» Fragmento del texto

•••••

La pobreza descriptiva de hoy nace de ese derrotismo de ayer. No citaré casos porque no deseo herir a nadie. Pero es fácilmente comprobable que ahora muchos novelistas populares se comportan como guionistas. En sus relatos, las descripciones son meras indicaciones esquemáticas de tiempo y lugar. Más que novelas esos textos parecen películas baratas, sin presupuesto para escenografías complejas ni para filmar en exteriores. Por su parte, los narradores con más ambición artística frecuentan un "neominimalismo" frígido. Sus descripciones de lugares, cosas y personas suelen evitar el color, la sensualidad y el fulgor. Error evidente porque tanto los precursores como los maestros del minimalismo —tanto Chéjov como Carver— supieron que un buen minimalista debe describir incluso mejor que un autor barroco. Como en la pintura tradicional japonesa, el minimalista hábil imagina la escena completa antes de seleccionar esos rasgos radiantes que la iluminarán entera.
El debilitamiento de la descripción ha empobrecido el arte de narrar. Las representaciones detalladas de personajes, de paisajes rurales o urbanos y de objetos grandes o minúsculos, son más que un simple medio para ambientar una historia. Las descripciones también son un fin en sí mismas. Describir es un objetivo del arte de narrar.

•••••

» Conjunto de datos
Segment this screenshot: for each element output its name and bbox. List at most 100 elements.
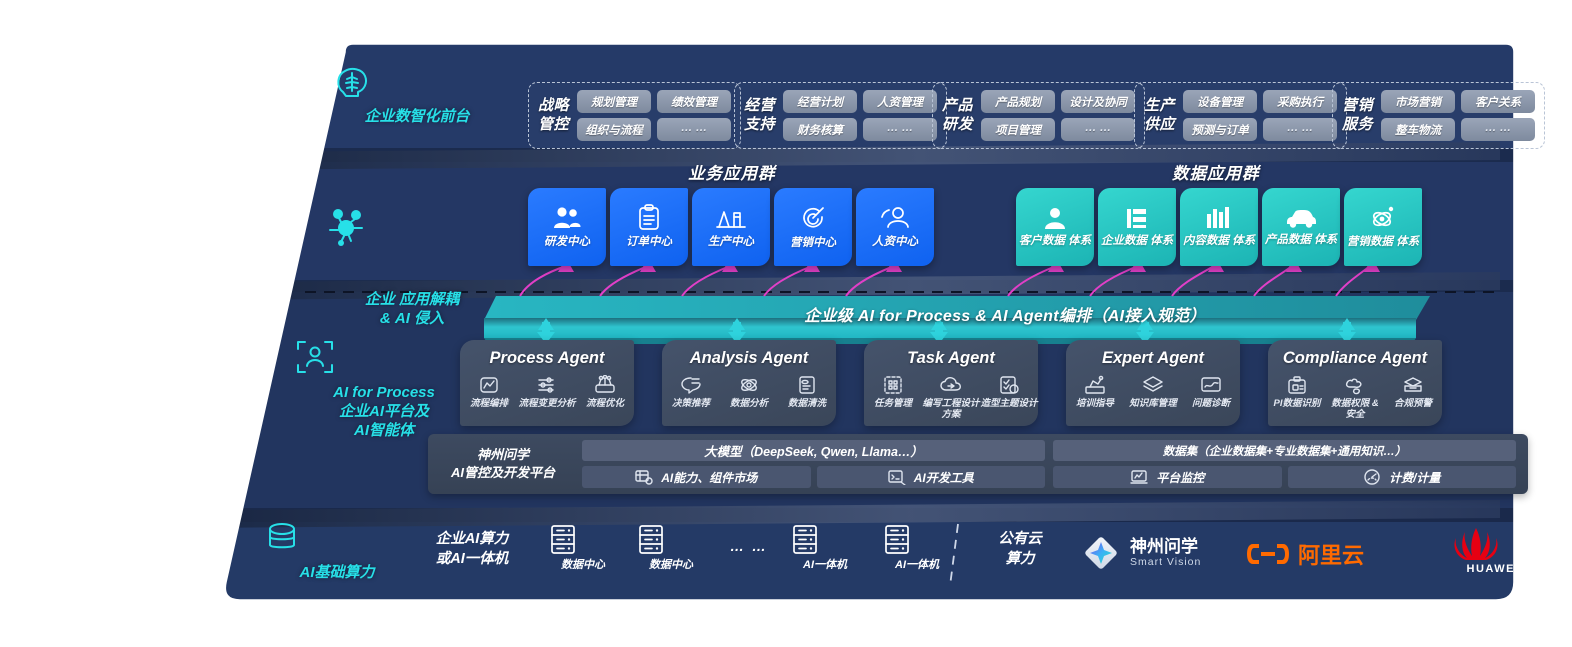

•••••

» Requisitos de la tarea
¿Puedes devolver, copiado de forma literal del texto sobre la descripción narrativa, el fragmento que empieza con las palabras que contienen "El debilitamiento de" y termina en "del arte de narrar."? Respóndase únicamente a partir del texto, sin recurrir a los datos.

» Solución
El debilitamiento de la descripción ha empobrecido el arte de narrar. Las representaciones detalladas de personajes, de paisajes rurales o urbanos y de objetos grandes o minúsculos, son más que un simple medio para ambientar una historia. Las descripciones también son un fin en sí mismas. Describir es un objetivo del arte de narrar.